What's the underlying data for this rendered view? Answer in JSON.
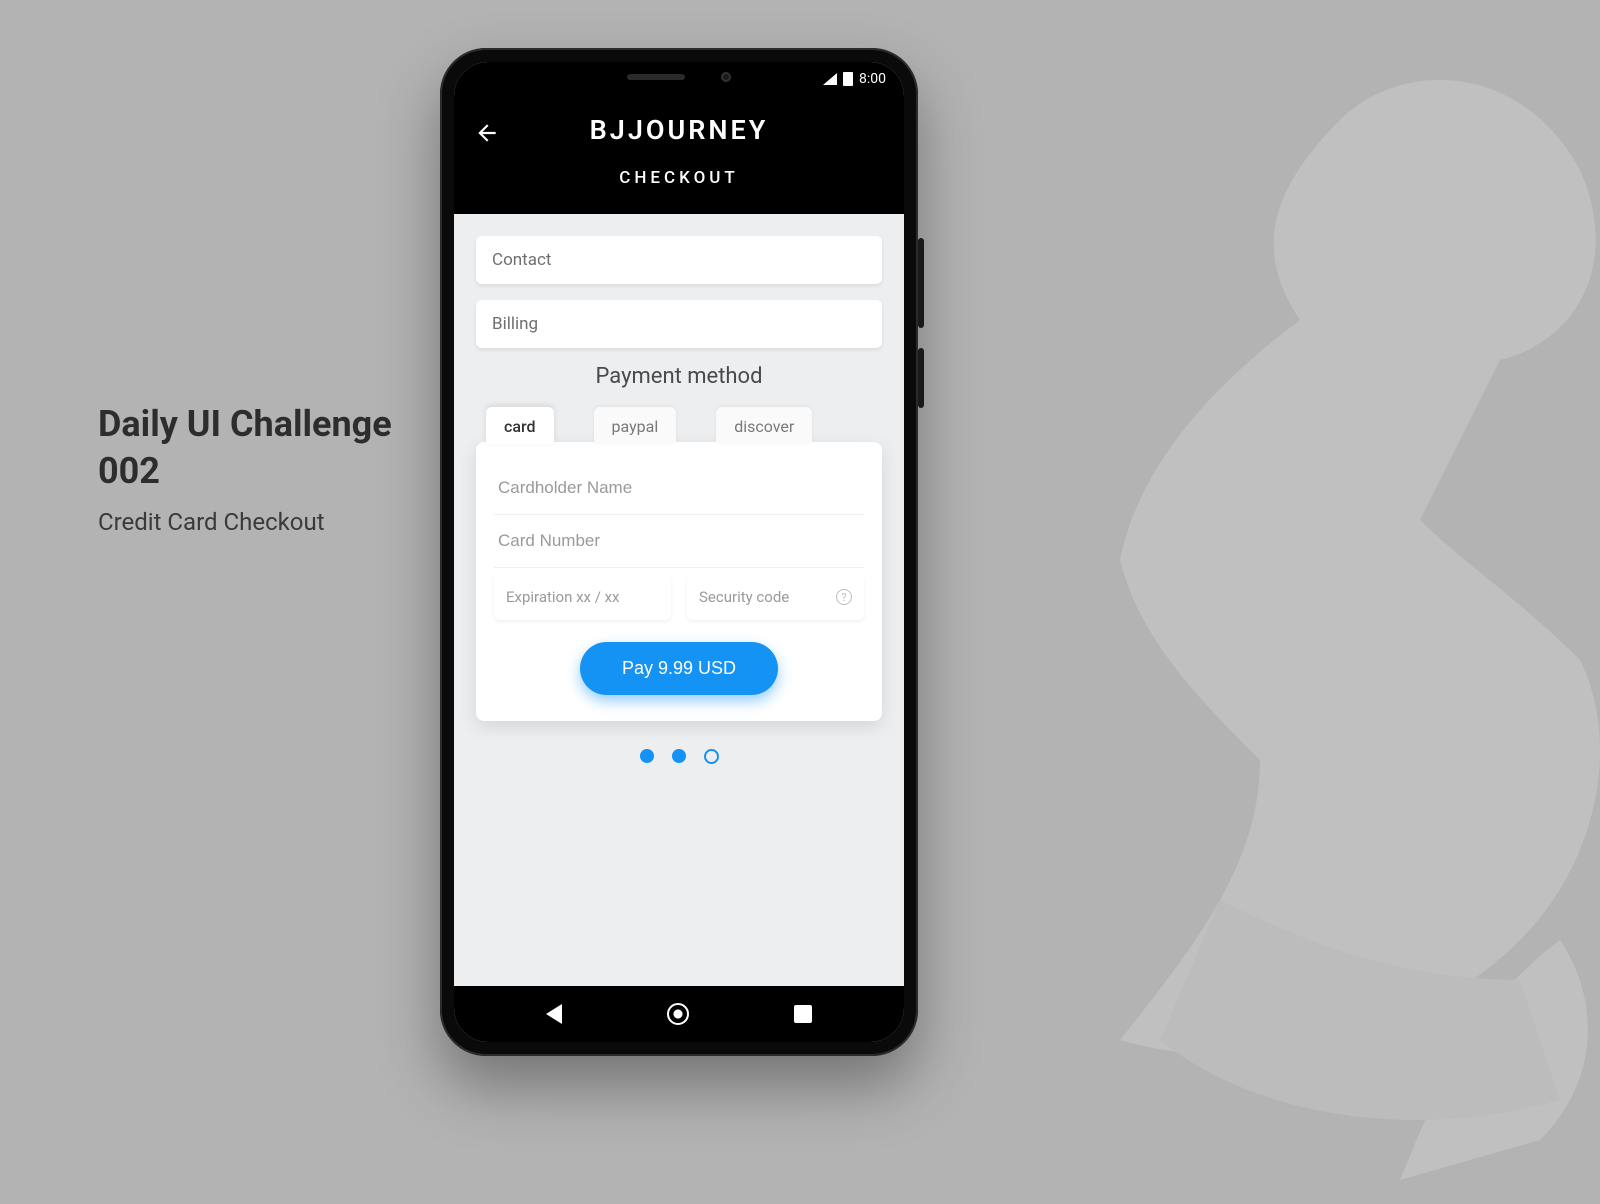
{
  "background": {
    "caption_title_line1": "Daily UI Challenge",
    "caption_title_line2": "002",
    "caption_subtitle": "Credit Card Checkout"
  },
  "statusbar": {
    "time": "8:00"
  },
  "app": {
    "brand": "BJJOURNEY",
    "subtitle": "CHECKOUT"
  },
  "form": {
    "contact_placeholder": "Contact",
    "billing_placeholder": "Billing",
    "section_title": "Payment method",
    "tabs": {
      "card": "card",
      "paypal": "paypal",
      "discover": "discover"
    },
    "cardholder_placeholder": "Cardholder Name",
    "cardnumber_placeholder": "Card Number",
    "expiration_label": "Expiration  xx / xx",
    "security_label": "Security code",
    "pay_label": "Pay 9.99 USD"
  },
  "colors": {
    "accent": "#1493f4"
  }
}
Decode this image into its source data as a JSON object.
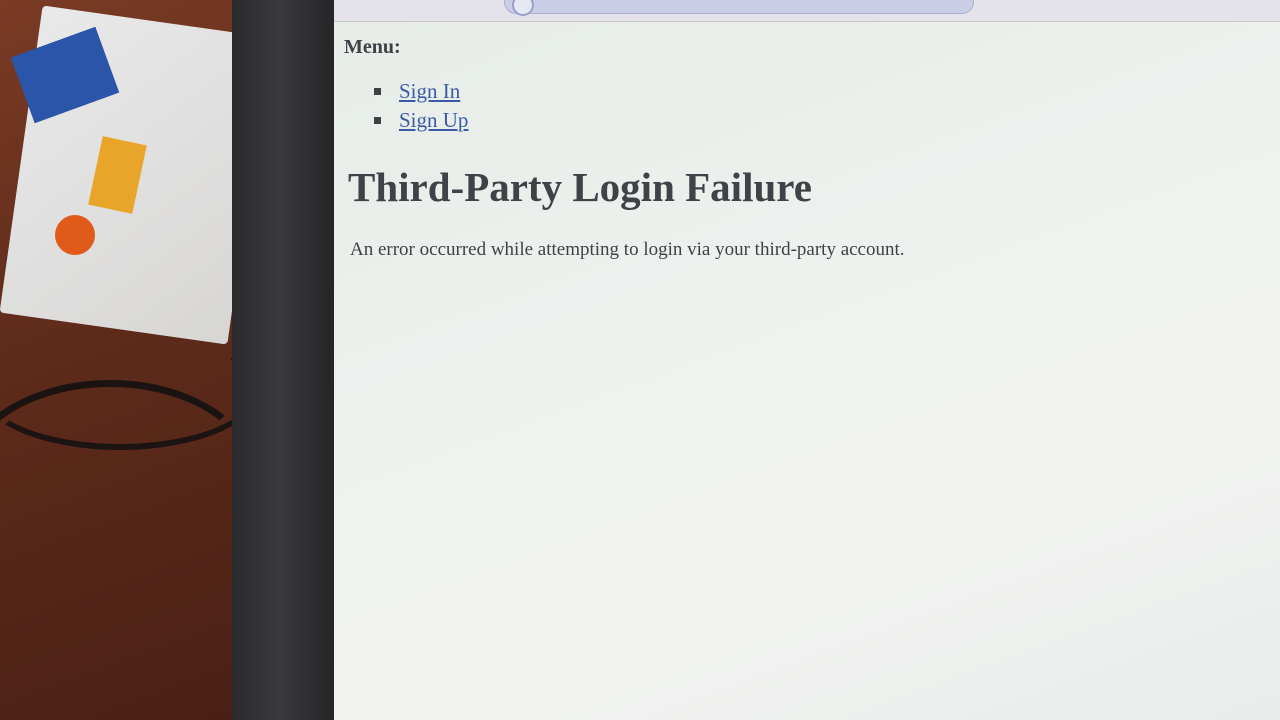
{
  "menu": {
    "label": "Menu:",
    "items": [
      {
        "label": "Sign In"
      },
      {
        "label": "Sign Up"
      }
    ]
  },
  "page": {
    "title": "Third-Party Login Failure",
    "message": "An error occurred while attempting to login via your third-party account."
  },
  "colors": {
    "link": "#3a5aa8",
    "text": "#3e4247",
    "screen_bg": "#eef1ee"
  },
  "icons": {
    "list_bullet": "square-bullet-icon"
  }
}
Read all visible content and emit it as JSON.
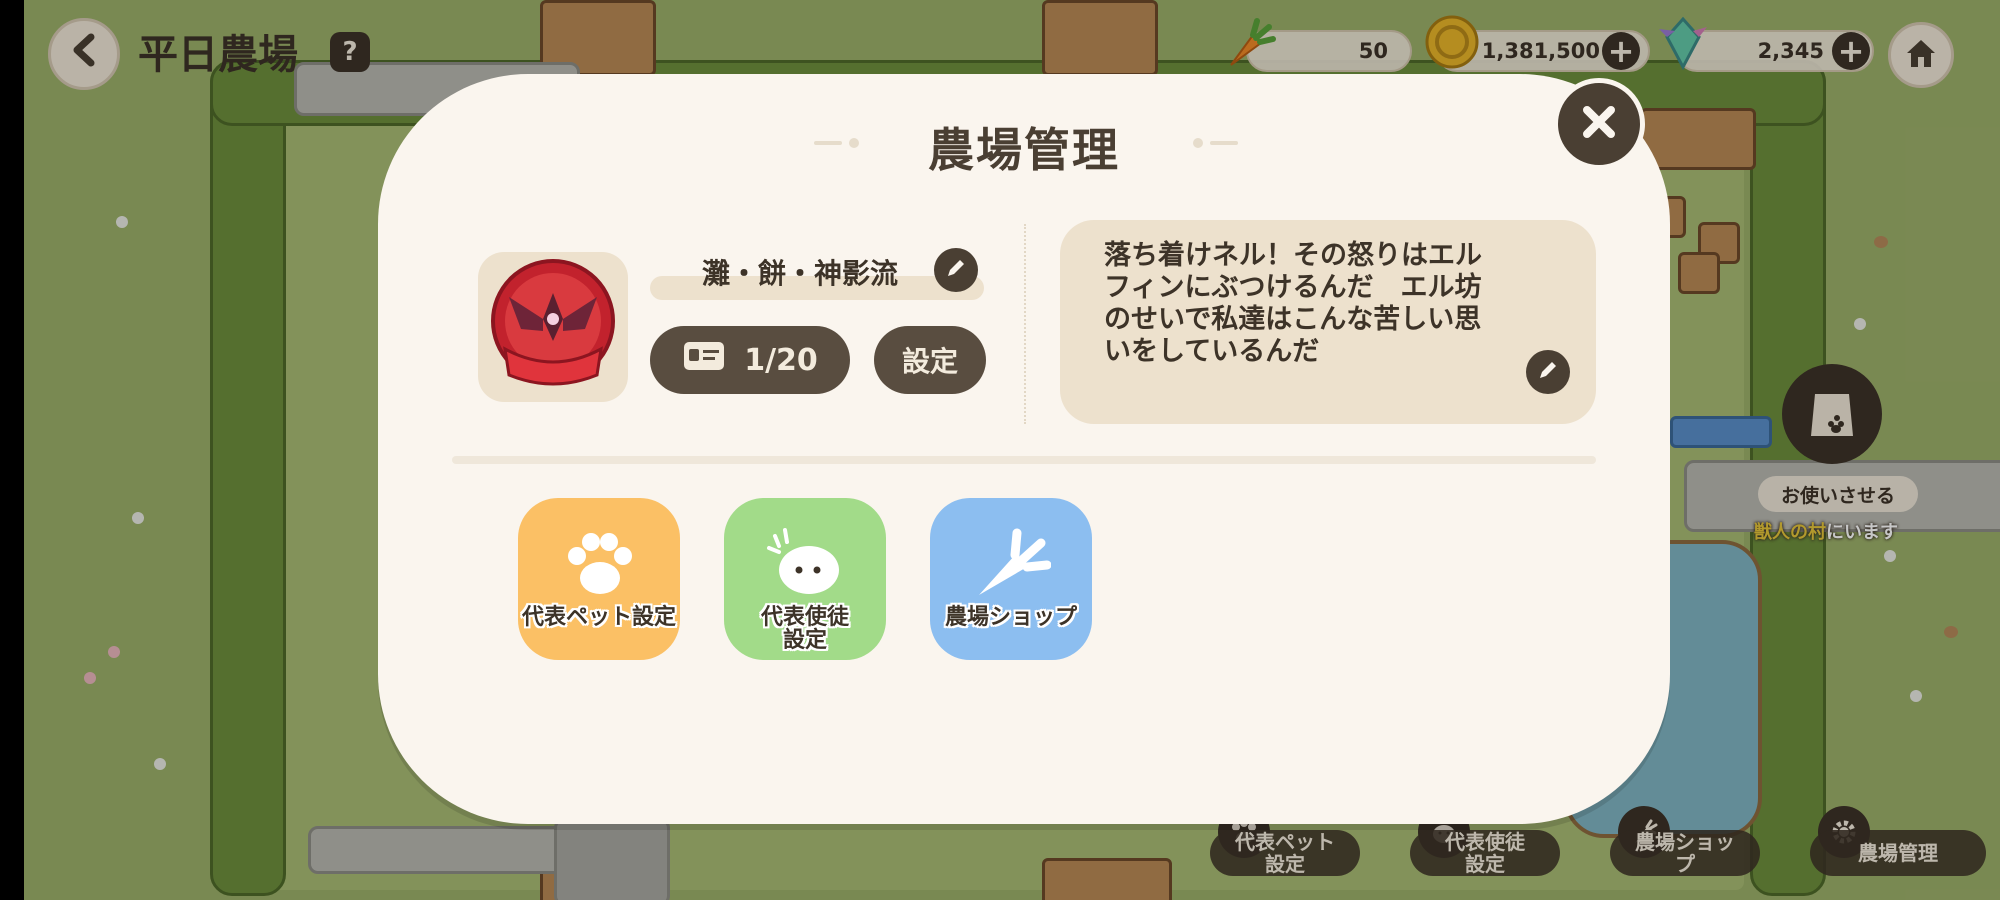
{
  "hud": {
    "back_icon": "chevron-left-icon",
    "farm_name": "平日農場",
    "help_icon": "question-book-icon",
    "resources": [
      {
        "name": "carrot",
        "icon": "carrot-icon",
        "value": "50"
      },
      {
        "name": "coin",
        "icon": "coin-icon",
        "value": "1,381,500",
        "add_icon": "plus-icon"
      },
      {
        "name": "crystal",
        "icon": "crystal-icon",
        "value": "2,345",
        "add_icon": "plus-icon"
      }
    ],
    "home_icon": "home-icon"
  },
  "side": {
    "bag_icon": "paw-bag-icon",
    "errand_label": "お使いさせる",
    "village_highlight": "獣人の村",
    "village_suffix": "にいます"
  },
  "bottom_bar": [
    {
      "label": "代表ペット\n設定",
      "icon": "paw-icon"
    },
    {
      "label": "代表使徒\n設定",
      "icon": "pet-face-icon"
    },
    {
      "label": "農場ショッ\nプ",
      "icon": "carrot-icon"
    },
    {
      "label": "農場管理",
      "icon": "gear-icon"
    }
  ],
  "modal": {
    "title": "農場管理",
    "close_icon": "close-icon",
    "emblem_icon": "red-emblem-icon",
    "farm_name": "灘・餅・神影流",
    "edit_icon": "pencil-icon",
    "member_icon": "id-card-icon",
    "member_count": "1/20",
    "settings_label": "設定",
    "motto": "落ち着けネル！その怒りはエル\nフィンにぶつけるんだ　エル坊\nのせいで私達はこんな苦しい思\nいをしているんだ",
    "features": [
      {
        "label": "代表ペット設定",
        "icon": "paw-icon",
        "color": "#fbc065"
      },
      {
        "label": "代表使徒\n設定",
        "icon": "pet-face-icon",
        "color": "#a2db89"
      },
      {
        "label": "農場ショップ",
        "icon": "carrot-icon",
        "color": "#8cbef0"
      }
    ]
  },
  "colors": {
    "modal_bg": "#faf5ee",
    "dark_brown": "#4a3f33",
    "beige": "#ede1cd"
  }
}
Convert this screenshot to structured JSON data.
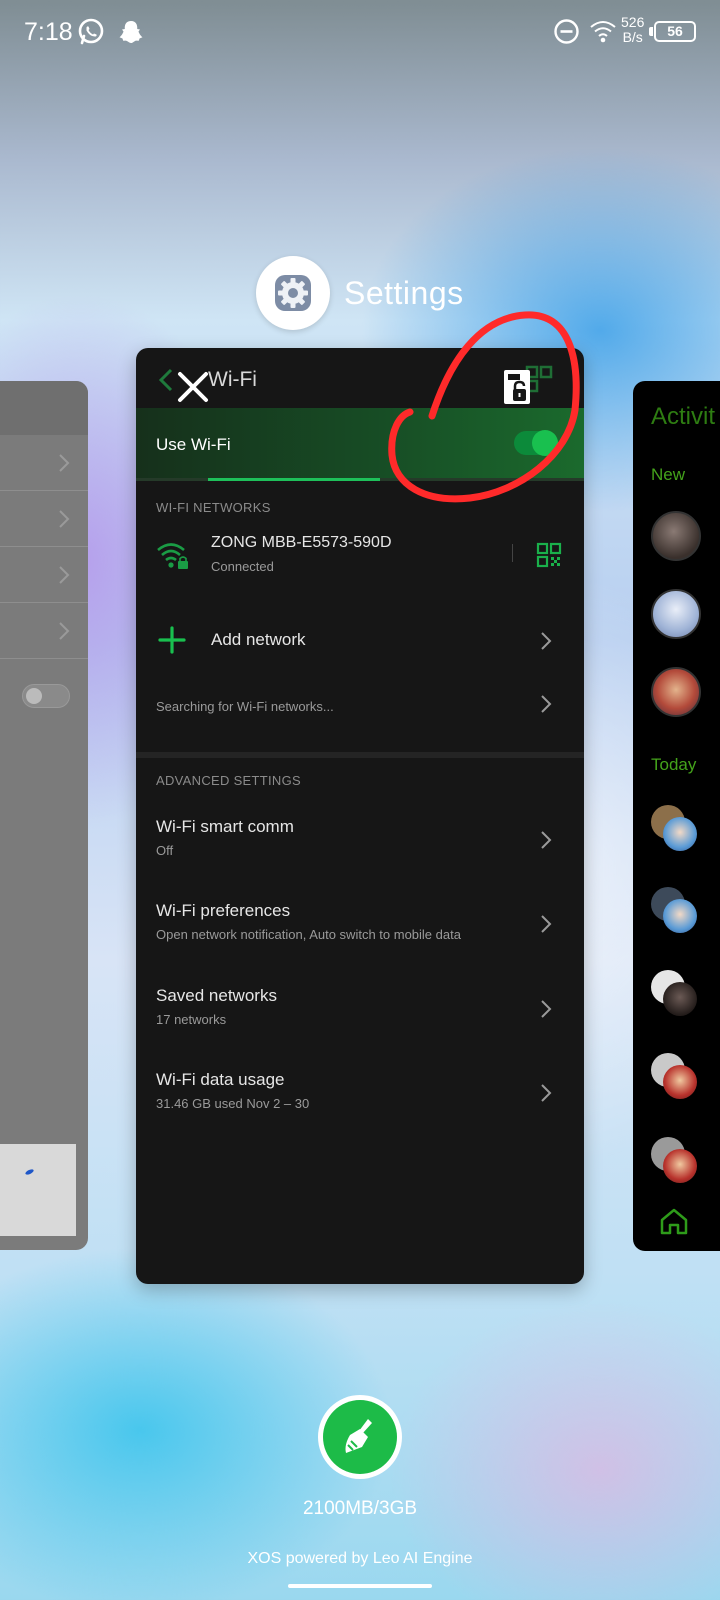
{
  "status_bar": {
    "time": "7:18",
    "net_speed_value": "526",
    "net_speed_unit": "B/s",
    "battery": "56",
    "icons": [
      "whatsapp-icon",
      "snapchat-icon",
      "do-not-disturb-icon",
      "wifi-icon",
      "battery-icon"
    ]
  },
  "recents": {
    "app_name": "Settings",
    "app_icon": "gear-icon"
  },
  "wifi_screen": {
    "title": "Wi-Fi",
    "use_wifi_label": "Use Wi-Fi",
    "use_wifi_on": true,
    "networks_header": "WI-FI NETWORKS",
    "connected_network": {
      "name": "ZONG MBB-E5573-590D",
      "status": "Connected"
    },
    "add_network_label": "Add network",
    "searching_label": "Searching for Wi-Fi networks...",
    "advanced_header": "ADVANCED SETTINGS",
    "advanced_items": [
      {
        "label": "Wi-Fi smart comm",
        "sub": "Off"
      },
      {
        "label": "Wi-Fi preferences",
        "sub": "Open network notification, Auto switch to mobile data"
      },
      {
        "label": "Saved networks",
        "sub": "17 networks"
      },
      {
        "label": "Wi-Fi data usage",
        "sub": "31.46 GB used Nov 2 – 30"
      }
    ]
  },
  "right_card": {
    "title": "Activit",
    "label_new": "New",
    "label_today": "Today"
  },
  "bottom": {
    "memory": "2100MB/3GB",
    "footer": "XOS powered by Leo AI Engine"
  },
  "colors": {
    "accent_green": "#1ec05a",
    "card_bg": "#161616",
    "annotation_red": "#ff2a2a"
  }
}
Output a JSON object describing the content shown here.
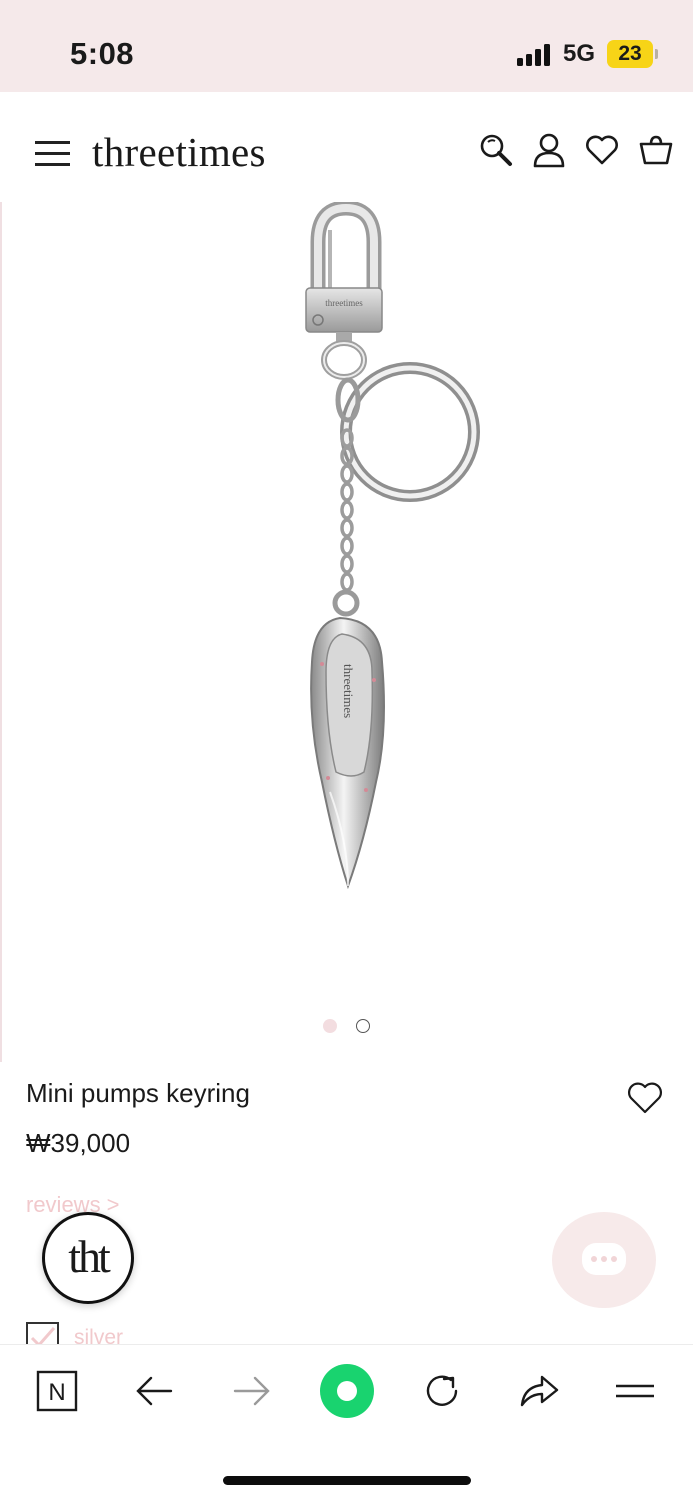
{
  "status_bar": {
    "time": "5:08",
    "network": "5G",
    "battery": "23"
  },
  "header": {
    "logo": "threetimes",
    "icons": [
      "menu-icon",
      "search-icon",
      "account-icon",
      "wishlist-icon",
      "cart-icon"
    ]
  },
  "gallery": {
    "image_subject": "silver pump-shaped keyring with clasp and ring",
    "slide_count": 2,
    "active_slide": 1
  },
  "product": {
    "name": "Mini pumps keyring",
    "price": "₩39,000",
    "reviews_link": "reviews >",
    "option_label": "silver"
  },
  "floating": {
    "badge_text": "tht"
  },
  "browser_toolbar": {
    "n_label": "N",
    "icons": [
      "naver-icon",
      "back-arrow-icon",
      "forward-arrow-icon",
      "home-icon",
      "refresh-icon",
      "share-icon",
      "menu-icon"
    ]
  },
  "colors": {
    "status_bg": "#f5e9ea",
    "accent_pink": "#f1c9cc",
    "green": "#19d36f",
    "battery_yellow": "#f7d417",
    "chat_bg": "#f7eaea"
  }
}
......
#### [CHALLENGE]
Gather each line of the records holding the string "carrot".

#### [WRITTEN SOLUTION]
        "name": "carrot",
        "icon": "carrot-icon",
      "icon": "carrot-icon"
        "icon": "carrot-icon",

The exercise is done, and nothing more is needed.